═════ INFORMATION SHOWN

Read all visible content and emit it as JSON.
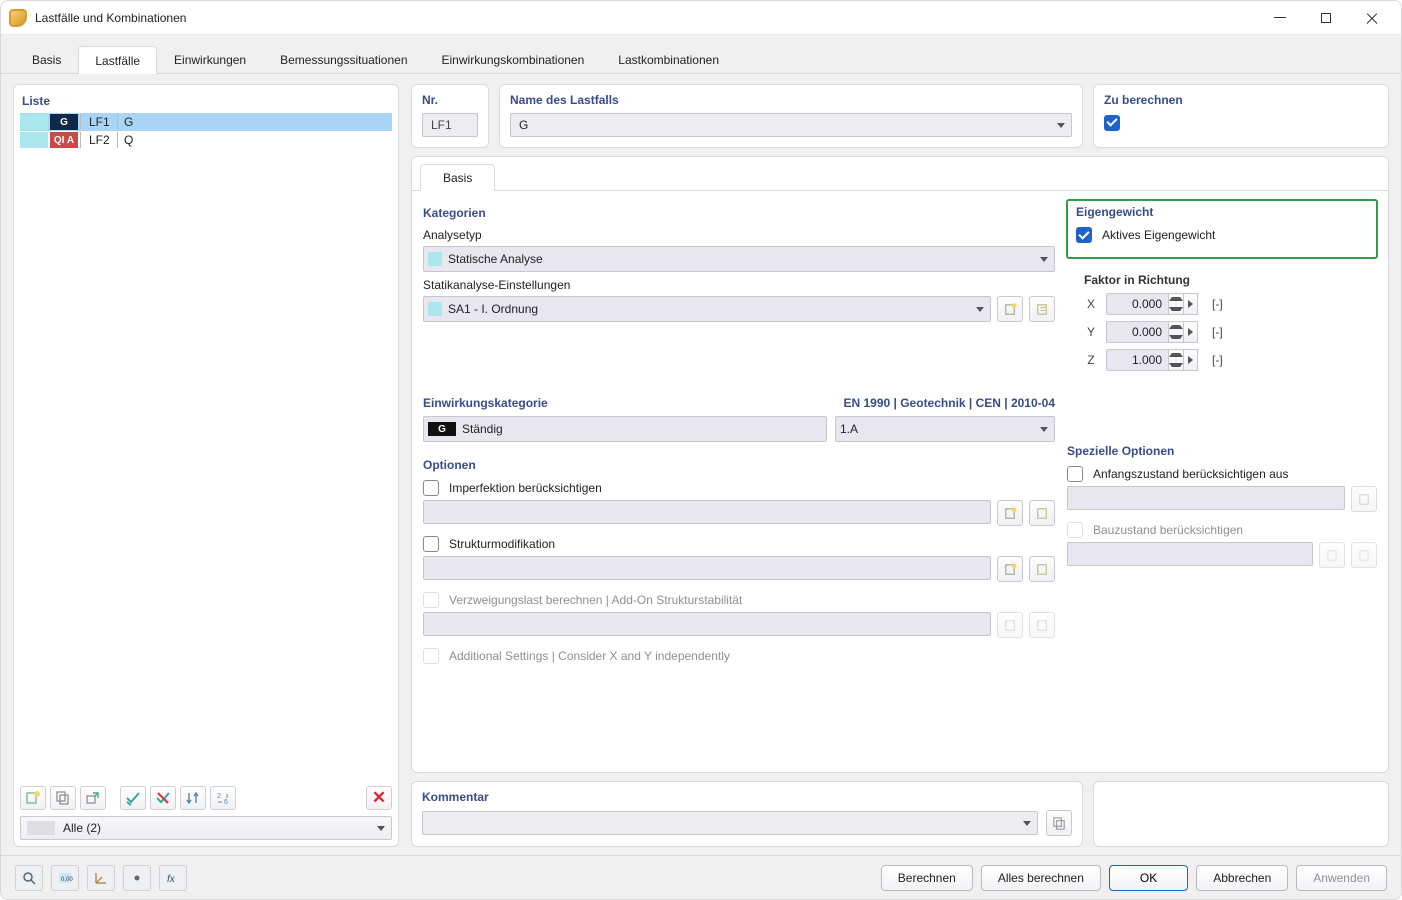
{
  "window": {
    "title": "Lastfälle und Kombinationen"
  },
  "tabs": {
    "items": [
      "Basis",
      "Lastfälle",
      "Einwirkungen",
      "Bemessungssituationen",
      "Einwirkungskombinationen",
      "Lastkombinationen"
    ],
    "active": 1
  },
  "list": {
    "heading": "Liste",
    "rows": [
      {
        "tag": "G",
        "id": "LF1",
        "name": "G",
        "selected": true,
        "swatch": "cyan",
        "tagClass": "tag-g"
      },
      {
        "tag": "QI A",
        "id": "LF2",
        "name": "Q",
        "selected": false,
        "swatch": "red",
        "tagClass": "tag-q"
      }
    ],
    "filter_label": "Alle (2)"
  },
  "detail": {
    "nr": {
      "heading": "Nr.",
      "value": "LF1"
    },
    "name": {
      "heading": "Name des Lastfalls",
      "value": "G"
    },
    "calc": {
      "heading": "Zu berechnen",
      "checked": true
    },
    "inner_tabs": {
      "items": [
        "Basis"
      ],
      "active": 0
    },
    "kategorien": {
      "heading": "Kategorien",
      "analysetyp_label": "Analysetyp",
      "analysetyp_value": "Statische Analyse",
      "statik_label": "Statikanalyse-Einstellungen",
      "statik_value": "SA1 - I. Ordnung"
    },
    "einwirkungskategorie": {
      "heading": "Einwirkungskategorie",
      "standard": "EN 1990 | Geotechnik | CEN | 2010-04",
      "value_tag": "G",
      "value_name": "Ständig",
      "value_code": "1.A"
    },
    "optionen": {
      "heading": "Optionen",
      "imperfektion": "Imperfektion berücksichtigen",
      "struktur": "Strukturmodifikation",
      "verzweigung": "Verzweigungslast berechnen | Add-On Strukturstabilität",
      "additional": "Additional Settings | Consider X and Y independently"
    },
    "eigengewicht": {
      "heading": "Eigengewicht",
      "active_label": "Aktives Eigengewicht",
      "active_checked": true,
      "faktor_heading": "Faktor in Richtung",
      "x": "0.000",
      "y": "0.000",
      "z": "1.000",
      "unit": "[-]"
    },
    "spezielle": {
      "heading": "Spezielle Optionen",
      "anfang": "Anfangszustand berücksichtigen aus",
      "bau": "Bauzustand berücksichtigen"
    },
    "kommentar": {
      "heading": "Kommentar"
    }
  },
  "footer": {
    "berechnen": "Berechnen",
    "alles": "Alles berechnen",
    "ok": "OK",
    "abbrechen": "Abbrechen",
    "anwenden": "Anwenden"
  }
}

══════════

* _SET TASK_:
Write the listing above out again exactly, dropping each image.

* _COMPLETED EXERCISE_:
Read all visible content and emit it as JSON.
{
  "window": {
    "title": "Lastfälle und Kombinationen"
  },
  "tabs": {
    "items": [
      "Basis",
      "Lastfälle",
      "Einwirkungen",
      "Bemessungssituationen",
      "Einwirkungskombinationen",
      "Lastkombinationen"
    ],
    "active": 1
  },
  "list": {
    "heading": "Liste",
    "rows": [
      {
        "tag": "G",
        "id": "LF1",
        "name": "G",
        "selected": true,
        "swatch": "cyan",
        "tagClass": "tag-g"
      },
      {
        "tag": "QI A",
        "id": "LF2",
        "name": "Q",
        "selected": false,
        "swatch": "red",
        "tagClass": "tag-q"
      }
    ],
    "filter_label": "Alle (2)"
  },
  "detail": {
    "nr": {
      "heading": "Nr.",
      "value": "LF1"
    },
    "name": {
      "heading": "Name des Lastfalls",
      "value": "G"
    },
    "calc": {
      "heading": "Zu berechnen",
      "checked": true
    },
    "inner_tabs": {
      "items": [
        "Basis"
      ],
      "active": 0
    },
    "kategorien": {
      "heading": "Kategorien",
      "analysetyp_label": "Analysetyp",
      "analysetyp_value": "Statische Analyse",
      "statik_label": "Statikanalyse-Einstellungen",
      "statik_value": "SA1 - I. Ordnung"
    },
    "einwirkungskategorie": {
      "heading": "Einwirkungskategorie",
      "standard": "EN 1990 | Geotechnik | CEN | 2010-04",
      "value_tag": "G",
      "value_name": "Ständig",
      "value_code": "1.A"
    },
    "optionen": {
      "heading": "Optionen",
      "imperfektion": "Imperfektion berücksichtigen",
      "struktur": "Strukturmodifikation",
      "verzweigung": "Verzweigungslast berechnen | Add-On Strukturstabilität",
      "additional": "Additional Settings | Consider X and Y independently"
    },
    "eigengewicht": {
      "heading": "Eigengewicht",
      "active_label": "Aktives Eigengewicht",
      "active_checked": true,
      "faktor_heading": "Faktor in Richtung",
      "x": "0.000",
      "y": "0.000",
      "z": "1.000",
      "unit": "[-]"
    },
    "spezielle": {
      "heading": "Spezielle Optionen",
      "anfang": "Anfangszustand berücksichtigen aus",
      "bau": "Bauzustand berücksichtigen"
    },
    "kommentar": {
      "heading": "Kommentar"
    }
  },
  "footer": {
    "berechnen": "Berechnen",
    "alles": "Alles berechnen",
    "ok": "OK",
    "abbrechen": "Abbrechen",
    "anwenden": "Anwenden"
  }
}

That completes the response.